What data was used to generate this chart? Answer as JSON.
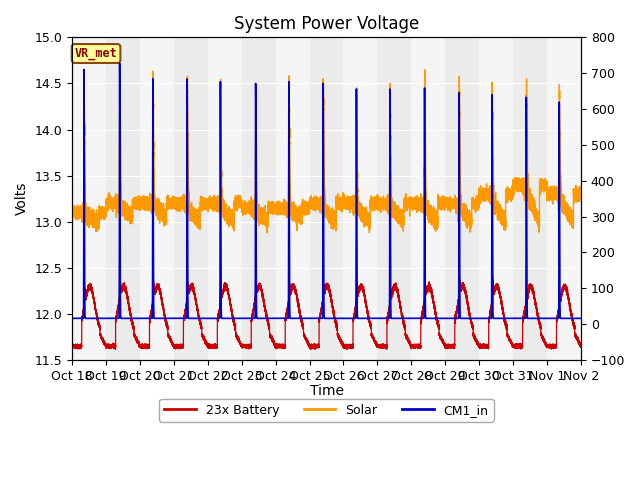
{
  "title": "System Power Voltage",
  "xlabel": "Time",
  "ylabel_left": "Volts",
  "ylim_left": [
    11.5,
    15.0
  ],
  "ylim_right": [
    -100,
    800
  ],
  "background_color": "#ffffff",
  "plot_bg_color": "#ebebeb",
  "grid_color": "#ffffff",
  "annotation_text": "VR_met",
  "annotation_bg": "#ffff99",
  "annotation_border": "#8B4513",
  "x_tick_labels": [
    "Oct 18",
    "Oct 19",
    "Oct 20",
    "Oct 21",
    "Oct 22",
    "Oct 23",
    "Oct 24",
    "Oct 25",
    "Oct 26",
    "Oct 27",
    "Oct 28",
    "Oct 29",
    "Oct 30",
    "Oct 31",
    "Nov 1",
    "Nov 2"
  ],
  "legend_labels": [
    "23x Battery",
    "Solar",
    "CM1_in"
  ],
  "legend_colors": [
    "#cc0000",
    "#ff9900",
    "#0000cc"
  ],
  "num_days": 15,
  "charge_times": [
    0.35,
    0.4,
    0.38,
    0.39,
    0.37,
    0.41,
    0.39,
    0.4,
    0.38,
    0.37,
    0.39,
    0.41,
    0.38,
    0.39,
    0.36
  ],
  "cm1_peaks": [
    14.65,
    14.72,
    14.55,
    14.55,
    14.52,
    14.5,
    14.52,
    14.5,
    14.44,
    14.44,
    14.45,
    14.4,
    14.38,
    14.35,
    14.3
  ],
  "solar_peaks": [
    14.1,
    14.65,
    14.62,
    14.55,
    14.5,
    14.35,
    14.52,
    14.5,
    14.44,
    14.44,
    14.55,
    14.5,
    14.45,
    14.5,
    14.45
  ],
  "bat_day_levels": [
    12.32,
    12.38,
    12.4,
    12.35,
    12.38,
    12.28,
    12.35,
    12.32,
    12.36,
    12.3,
    12.35,
    12.38,
    12.4,
    12.1,
    12.18
  ],
  "solar_night_start": [
    13.1,
    13.2,
    13.2,
    13.2,
    13.2,
    13.15,
    13.15,
    13.2,
    13.2,
    13.2,
    13.2,
    13.2,
    13.3,
    13.4,
    13.3
  ],
  "solar_night_end": [
    13.0,
    13.05,
    13.05,
    13.0,
    13.0,
    13.0,
    13.05,
    13.0,
    13.0,
    13.0,
    13.0,
    13.0,
    13.0,
    13.0,
    13.0
  ]
}
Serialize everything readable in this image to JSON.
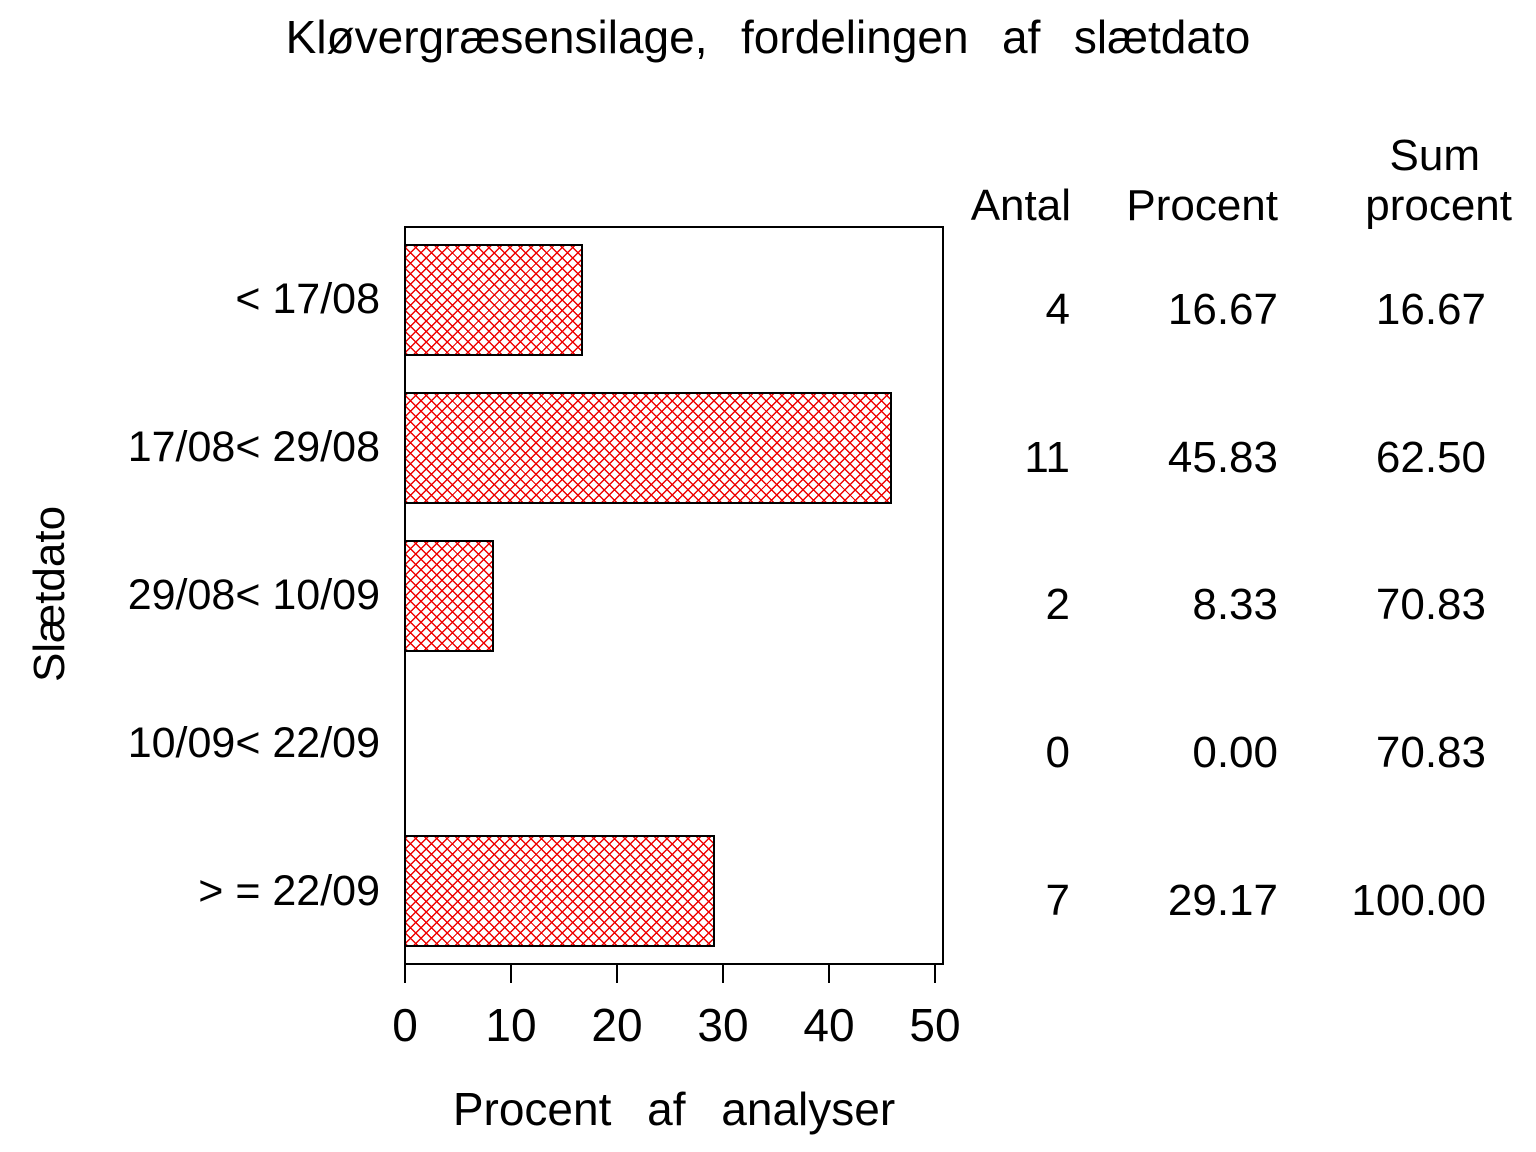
{
  "chart_data": {
    "type": "bar",
    "orientation": "horizontal",
    "title": "Kløvergræsensilage, fordelingen af slætdato",
    "xlabel": "Procent af analyser",
    "ylabel": "Slætdato",
    "categories": [
      "< 17/08",
      "17/08< 29/08",
      "29/08< 10/09",
      "10/09< 22/09",
      "> = 22/09"
    ],
    "values": [
      16.67,
      45.83,
      8.33,
      0,
      29.17
    ],
    "xlim": [
      0,
      50
    ],
    "xticks": [
      0,
      10,
      20,
      30,
      40,
      50
    ],
    "grid": "off",
    "bar_color": "#ee0000",
    "hatch": "diagonal-crosshatch",
    "table": {
      "columns": [
        "Antal",
        "Procent",
        "Sum procent"
      ],
      "header_line1": "Sum",
      "header_line2": [
        "Antal",
        "Procent",
        "procent"
      ],
      "rows": [
        [
          "4",
          "16.67",
          "16.67"
        ],
        [
          "11",
          "45.83",
          "62.50"
        ],
        [
          "2",
          "8.33",
          "70.83"
        ],
        [
          "0",
          "0.00",
          "70.83"
        ],
        [
          "7",
          "29.17",
          "100.00"
        ]
      ]
    }
  }
}
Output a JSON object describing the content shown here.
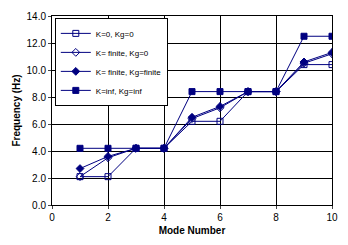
{
  "chart_data": {
    "type": "line",
    "x_label": "Mode Number",
    "y_label": "Frequency (Hz)",
    "x": [
      1,
      2,
      3,
      4,
      5,
      6,
      7,
      8,
      9,
      10
    ],
    "series": [
      {
        "name": "K=0, Kg=0",
        "color": "#000080",
        "marker": "square-open",
        "values": [
          2.1,
          2.1,
          4.2,
          4.2,
          6.2,
          6.2,
          8.4,
          8.4,
          10.4,
          10.4
        ]
      },
      {
        "name": "K= finite, Kg=0",
        "color": "#000080",
        "marker": "diamond-open",
        "values": [
          2.1,
          3.5,
          4.2,
          4.2,
          6.4,
          7.2,
          8.4,
          8.4,
          10.5,
          11.2
        ]
      },
      {
        "name": "K= finite, Kg=finite",
        "color": "#000080",
        "marker": "diamond",
        "values": [
          2.7,
          3.6,
          4.2,
          4.2,
          6.5,
          7.3,
          8.4,
          8.4,
          10.6,
          11.3
        ]
      },
      {
        "name": "K=inf, Kg=inf",
        "color": "#000080",
        "marker": "square",
        "values": [
          4.2,
          4.2,
          4.2,
          4.2,
          8.4,
          8.4,
          8.4,
          8.4,
          12.5,
          12.5
        ]
      }
    ],
    "xlim": [
      0,
      10
    ],
    "xticks": [
      0,
      2,
      4,
      6,
      8,
      10
    ],
    "ylim": [
      0,
      14
    ],
    "yticks": [
      {
        "value": 0,
        "label": "0.0"
      },
      {
        "value": 2,
        "label": "2.0"
      },
      {
        "value": 4,
        "label": "4.0"
      },
      {
        "value": 6,
        "label": "6.0"
      },
      {
        "value": 8,
        "label": "8.0"
      },
      {
        "value": 10,
        "label": "10.0"
      },
      {
        "value": 12,
        "label": "12.0"
      },
      {
        "value": 14,
        "label": "14.0"
      }
    ],
    "grid": true,
    "legend": "top-left"
  }
}
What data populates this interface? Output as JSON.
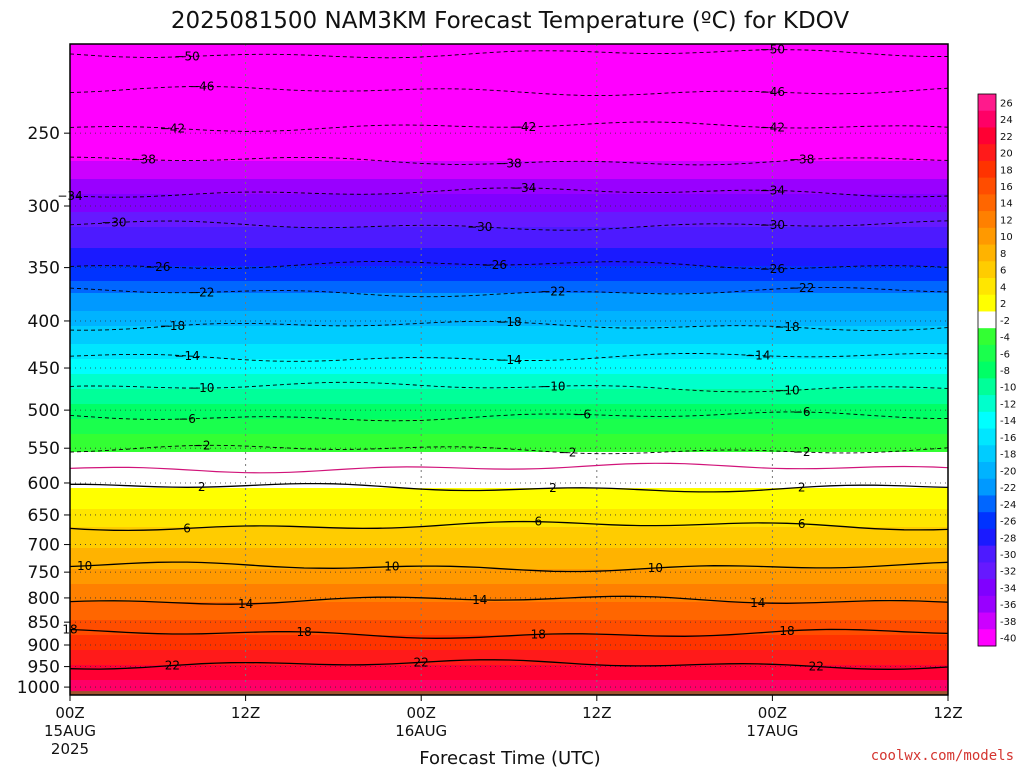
{
  "chart_data": {
    "type": "heatmap",
    "title": "2025081500 NAM3KM Forecast Temperature (ºC) for KDOV",
    "xlabel": "Forecast Time (UTC)",
    "credit": "coolwx.com/models",
    "x_ticks": [
      {
        "label": "00Z",
        "date": "15AUG",
        "year": "2025"
      },
      {
        "label": "12Z",
        "date": "",
        "year": ""
      },
      {
        "label": "00Z",
        "date": "16AUG",
        "year": ""
      },
      {
        "label": "12Z",
        "date": "",
        "year": ""
      },
      {
        "label": "00Z",
        "date": "17AUG",
        "year": ""
      },
      {
        "label": "12Z",
        "date": "",
        "year": ""
      }
    ],
    "x_hours": [
      0,
      12,
      24,
      36,
      48,
      60
    ],
    "y_ticks": [
      250,
      300,
      350,
      400,
      450,
      500,
      550,
      600,
      650,
      700,
      750,
      800,
      850,
      900,
      950,
      1000
    ],
    "y_axis": "pressure (hPa), inverted, log scale",
    "ylim": [
      200,
      1020
    ],
    "colorbar": {
      "labels": [
        "26",
        "24",
        "22",
        "20",
        "18",
        "16",
        "14",
        "12",
        "10",
        "8",
        "6",
        "4",
        "2",
        "-2",
        "-4",
        "-6",
        "-8",
        "-10",
        "-12",
        "-14",
        "-16",
        "-18",
        "-20",
        "-22",
        "-24",
        "-26",
        "-28",
        "-30",
        "-32",
        "-34",
        "-36",
        "-38",
        "-40"
      ],
      "colors": [
        "#ff1a8c",
        "#ff0066",
        "#ff0033",
        "#ff1a1a",
        "#ff3300",
        "#ff4d00",
        "#ff6600",
        "#ff8000",
        "#ff9900",
        "#ffb300",
        "#ffcc00",
        "#ffe600",
        "#ffff00",
        "#ffffff",
        "#33ff33",
        "#1aff4d",
        "#00ff66",
        "#00ff99",
        "#00ffcc",
        "#00ffff",
        "#00e6ff",
        "#00ccff",
        "#00b3ff",
        "#0099ff",
        "#0066ff",
        "#0033ff",
        "#1a1aff",
        "#4d1aff",
        "#6619ff",
        "#8000ff",
        "#9900ff",
        "#cc00ff",
        "#ff00ff"
      ]
    },
    "contours": [
      {
        "value": -50,
        "p": 205,
        "labels_x_hours": [
          8,
          48
        ]
      },
      {
        "value": -46,
        "p": 225,
        "labels_x_hours": [
          9,
          48
        ]
      },
      {
        "value": -42,
        "p": 246,
        "labels_x_hours": [
          7,
          31,
          48
        ]
      },
      {
        "value": -38,
        "p": 268,
        "labels_x_hours": [
          5,
          30,
          50
        ]
      },
      {
        "value": -34,
        "p": 290,
        "labels_x_hours": [
          0,
          31,
          48
        ]
      },
      {
        "value": -30,
        "p": 315,
        "labels_x_hours": [
          3,
          28,
          48
        ]
      },
      {
        "value": -26,
        "p": 348,
        "labels_x_hours": [
          6,
          29,
          48
        ]
      },
      {
        "value": -22,
        "p": 372,
        "labels_x_hours": [
          9,
          33,
          50
        ]
      },
      {
        "value": -18,
        "p": 405,
        "labels_x_hours": [
          7,
          30,
          49
        ]
      },
      {
        "value": -14,
        "p": 438,
        "labels_x_hours": [
          8,
          30,
          47
        ]
      },
      {
        "value": -10,
        "p": 472,
        "labels_x_hours": [
          9,
          33,
          49
        ]
      },
      {
        "value": -6,
        "p": 508,
        "labels_x_hours": [
          8,
          35,
          50
        ]
      },
      {
        "value": -2,
        "p": 552,
        "labels_x_hours": [
          9,
          34,
          50
        ]
      },
      {
        "value": 0,
        "p": 578,
        "labels_x_hours": []
      },
      {
        "value": 2,
        "p": 607,
        "labels_x_hours": [
          9,
          33,
          50
        ]
      },
      {
        "value": 6,
        "p": 668,
        "labels_x_hours": [
          8,
          32,
          50
        ]
      },
      {
        "value": 10,
        "p": 740,
        "labels_x_hours": [
          1,
          22,
          40
        ]
      },
      {
        "value": 14,
        "p": 805,
        "labels_x_hours": [
          12,
          28,
          47
        ]
      },
      {
        "value": 18,
        "p": 875,
        "labels_x_hours": [
          0,
          16,
          32,
          49
        ]
      },
      {
        "value": 22,
        "p": 945,
        "labels_x_hours": [
          7,
          24,
          51
        ]
      }
    ]
  }
}
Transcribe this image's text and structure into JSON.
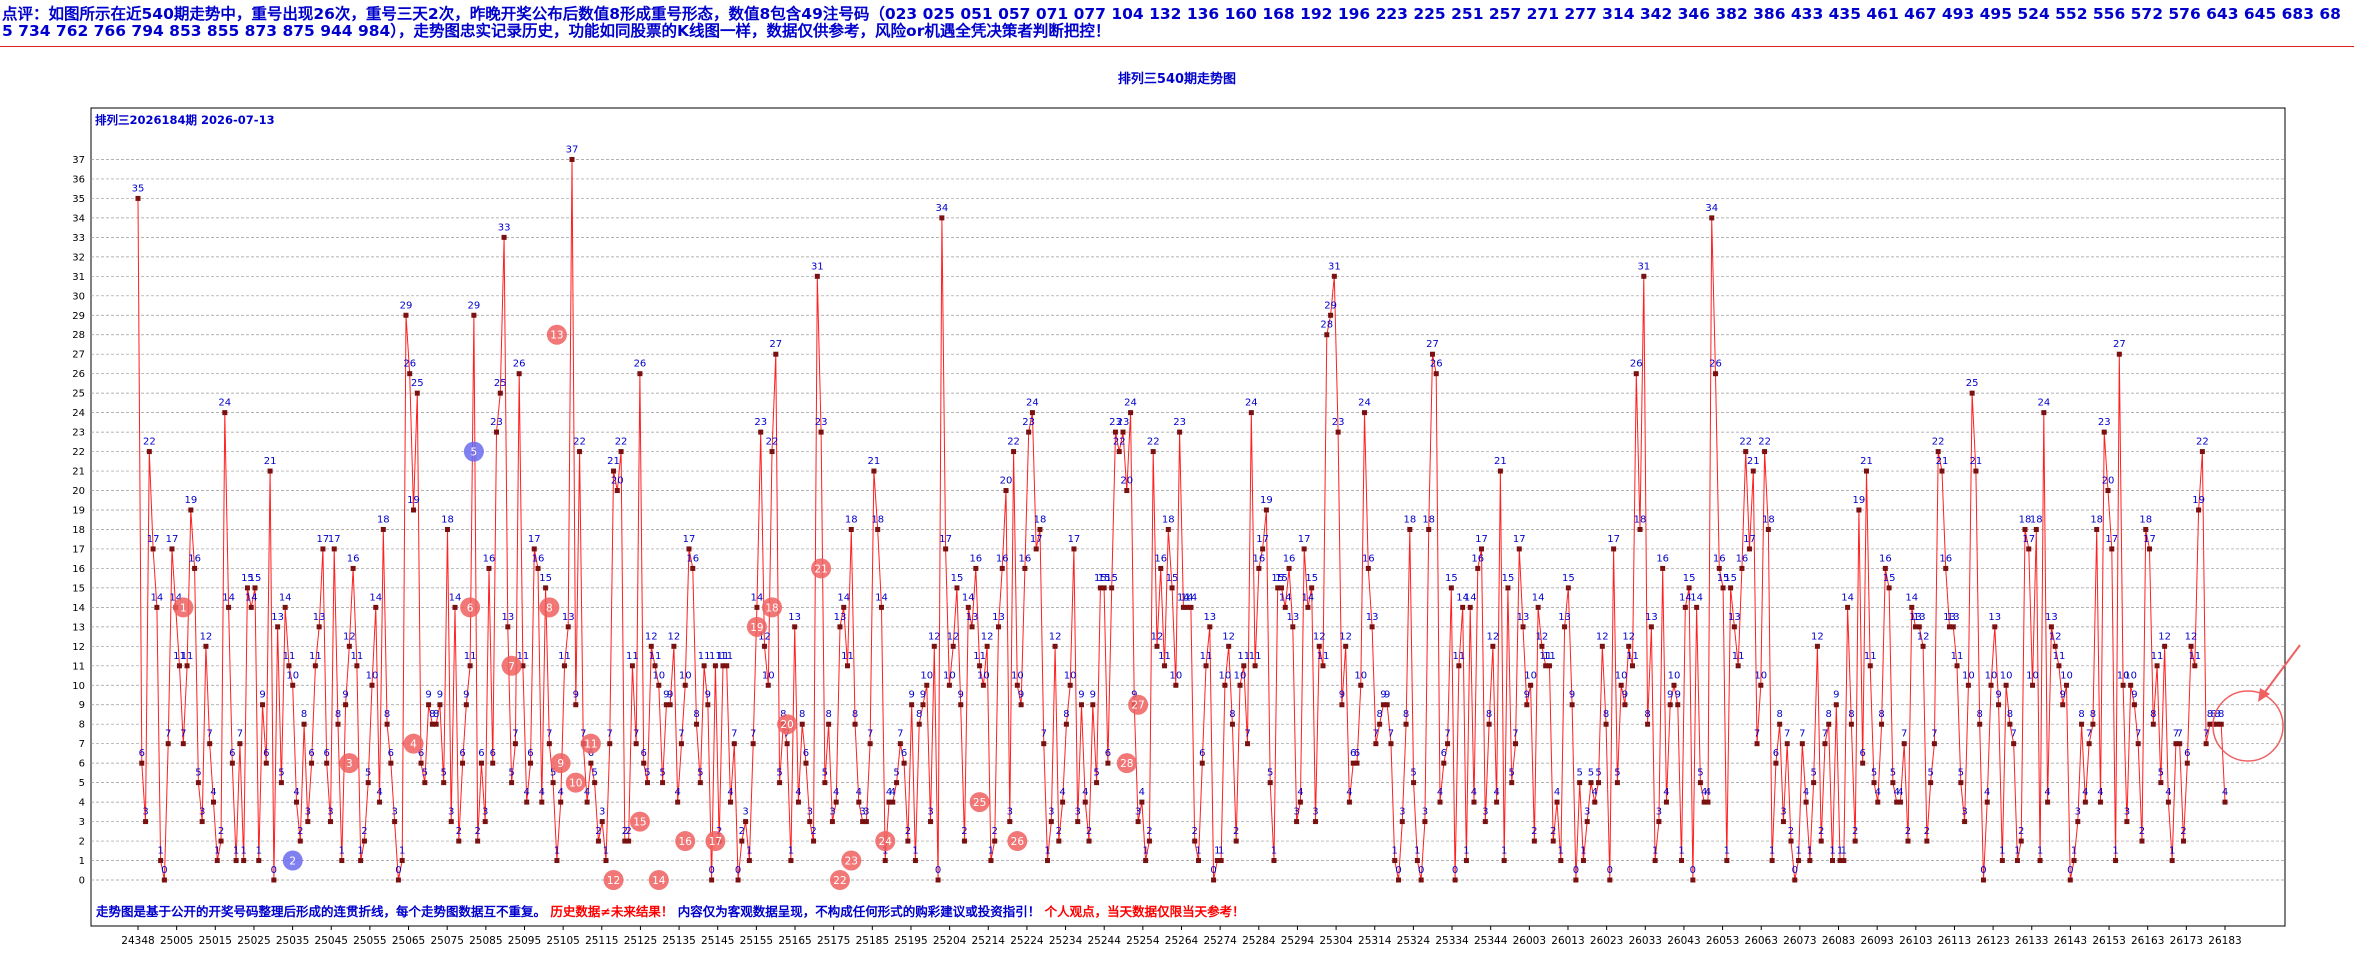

++++++

STATED GOAL. Give the number of lines in the data that contain "diamond", with no other words.

ANSWER BELOW. 2